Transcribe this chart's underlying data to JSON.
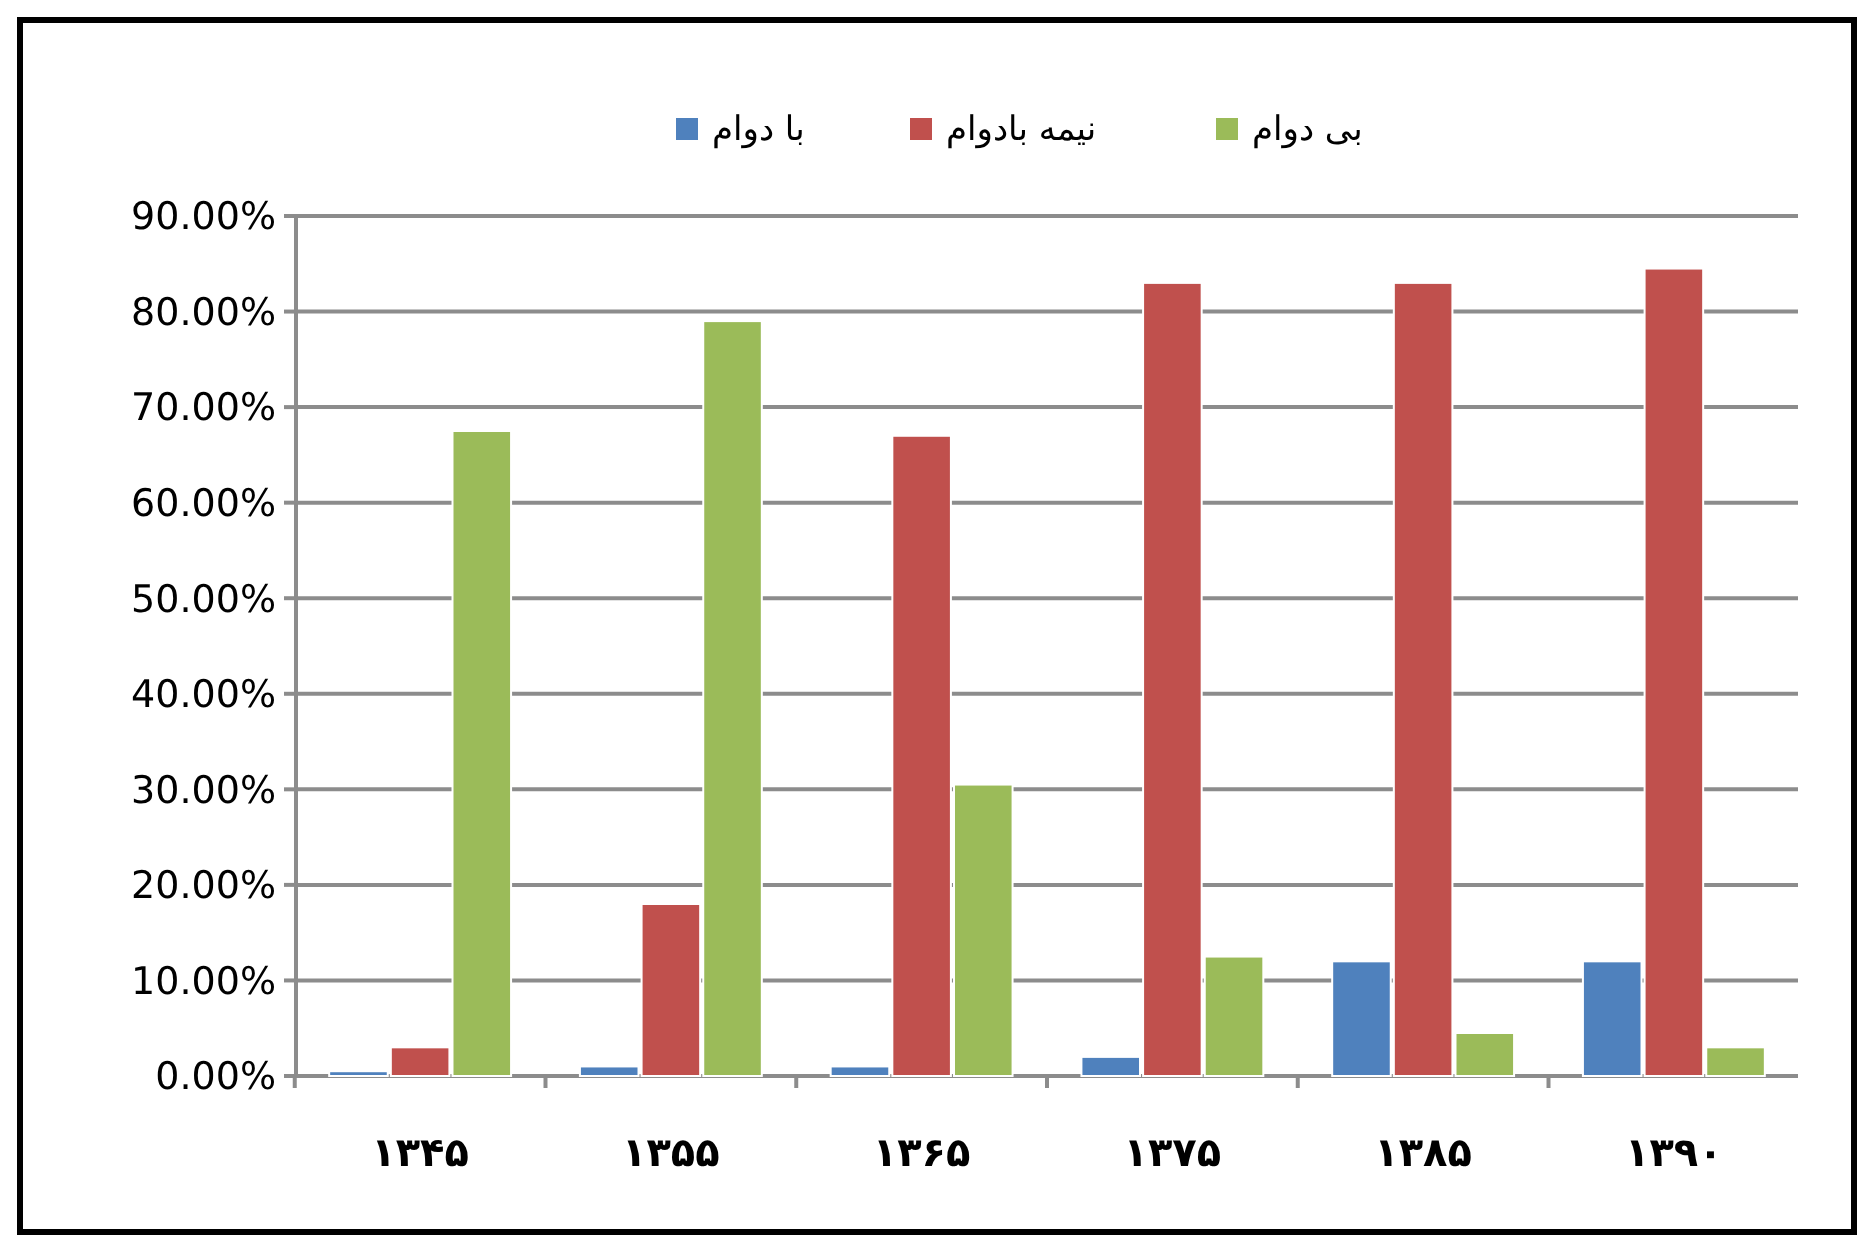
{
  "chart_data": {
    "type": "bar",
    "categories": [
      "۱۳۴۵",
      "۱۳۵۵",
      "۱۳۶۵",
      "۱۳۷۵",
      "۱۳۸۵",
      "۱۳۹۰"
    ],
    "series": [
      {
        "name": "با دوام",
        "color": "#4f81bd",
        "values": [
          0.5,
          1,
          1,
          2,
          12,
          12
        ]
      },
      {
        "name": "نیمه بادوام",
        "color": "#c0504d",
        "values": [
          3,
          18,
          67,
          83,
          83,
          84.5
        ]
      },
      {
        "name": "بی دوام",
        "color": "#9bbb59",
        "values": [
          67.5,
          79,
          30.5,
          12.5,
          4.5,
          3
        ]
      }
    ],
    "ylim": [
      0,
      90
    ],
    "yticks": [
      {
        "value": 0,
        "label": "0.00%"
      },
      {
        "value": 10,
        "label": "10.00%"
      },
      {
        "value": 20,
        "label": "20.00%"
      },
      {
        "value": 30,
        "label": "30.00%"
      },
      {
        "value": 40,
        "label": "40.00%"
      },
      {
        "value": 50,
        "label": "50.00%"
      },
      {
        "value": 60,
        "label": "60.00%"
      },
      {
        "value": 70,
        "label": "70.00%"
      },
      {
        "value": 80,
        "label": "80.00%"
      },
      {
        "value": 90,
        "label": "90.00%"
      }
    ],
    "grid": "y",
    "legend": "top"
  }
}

+===+

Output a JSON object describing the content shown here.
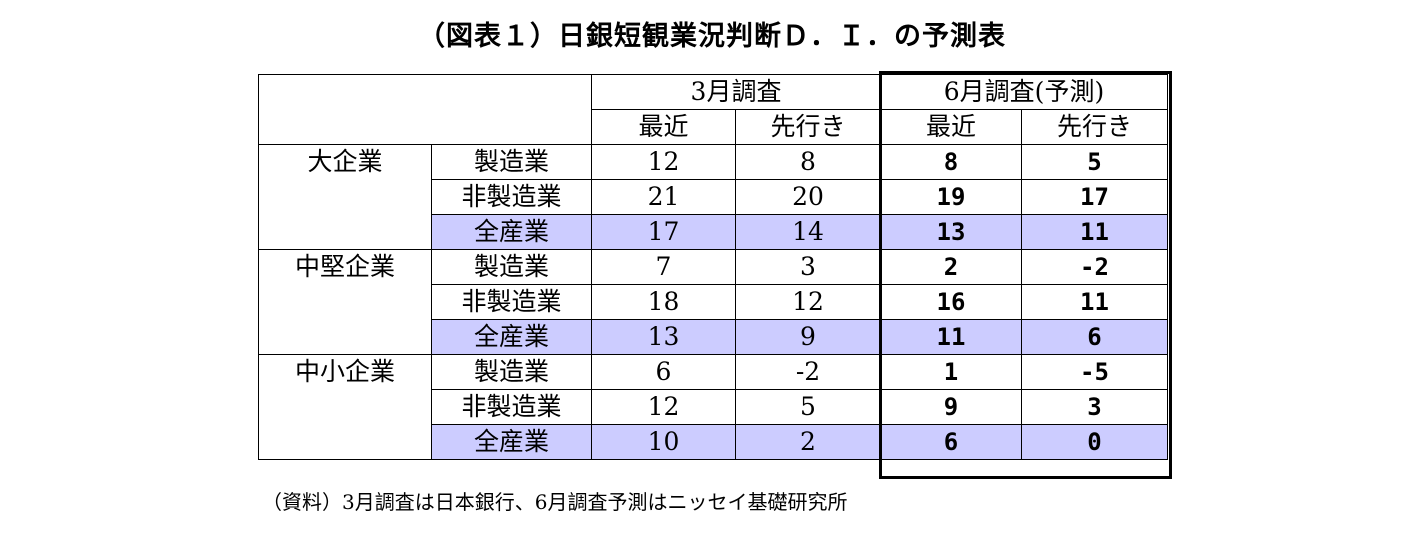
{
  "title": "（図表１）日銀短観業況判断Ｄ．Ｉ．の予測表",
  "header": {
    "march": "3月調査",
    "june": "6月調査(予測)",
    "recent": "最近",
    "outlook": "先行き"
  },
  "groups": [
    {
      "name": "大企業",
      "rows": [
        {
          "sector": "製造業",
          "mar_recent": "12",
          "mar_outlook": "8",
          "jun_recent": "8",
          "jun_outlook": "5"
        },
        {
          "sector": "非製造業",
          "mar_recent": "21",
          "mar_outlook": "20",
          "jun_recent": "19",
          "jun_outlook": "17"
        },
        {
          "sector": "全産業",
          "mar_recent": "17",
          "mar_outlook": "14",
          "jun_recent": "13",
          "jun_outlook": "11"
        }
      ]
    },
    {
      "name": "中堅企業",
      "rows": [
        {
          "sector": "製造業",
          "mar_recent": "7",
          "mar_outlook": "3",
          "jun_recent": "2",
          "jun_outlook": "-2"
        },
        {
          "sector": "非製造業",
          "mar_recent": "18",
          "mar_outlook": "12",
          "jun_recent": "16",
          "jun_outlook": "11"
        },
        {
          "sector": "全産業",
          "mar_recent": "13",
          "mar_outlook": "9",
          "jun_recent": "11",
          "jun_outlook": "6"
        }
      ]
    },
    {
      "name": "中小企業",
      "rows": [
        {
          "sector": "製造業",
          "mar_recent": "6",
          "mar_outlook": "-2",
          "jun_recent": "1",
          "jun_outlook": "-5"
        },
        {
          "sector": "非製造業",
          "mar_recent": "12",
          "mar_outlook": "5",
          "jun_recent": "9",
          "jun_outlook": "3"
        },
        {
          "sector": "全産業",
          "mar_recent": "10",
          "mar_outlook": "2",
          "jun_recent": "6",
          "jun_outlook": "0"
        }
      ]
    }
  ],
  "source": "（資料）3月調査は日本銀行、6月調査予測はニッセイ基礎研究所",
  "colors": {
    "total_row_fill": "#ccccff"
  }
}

+===+

▶ _Stated goal_
Copy every line of the listing that includes the string "name".

▶ _Result for this exercise_
        "name": "با دوام",
        "name": "نیمه بادوام",
        "name": "بی دوام",
      "name": "大企業",
      "name": "中堅企業",
      "name": "中小企業",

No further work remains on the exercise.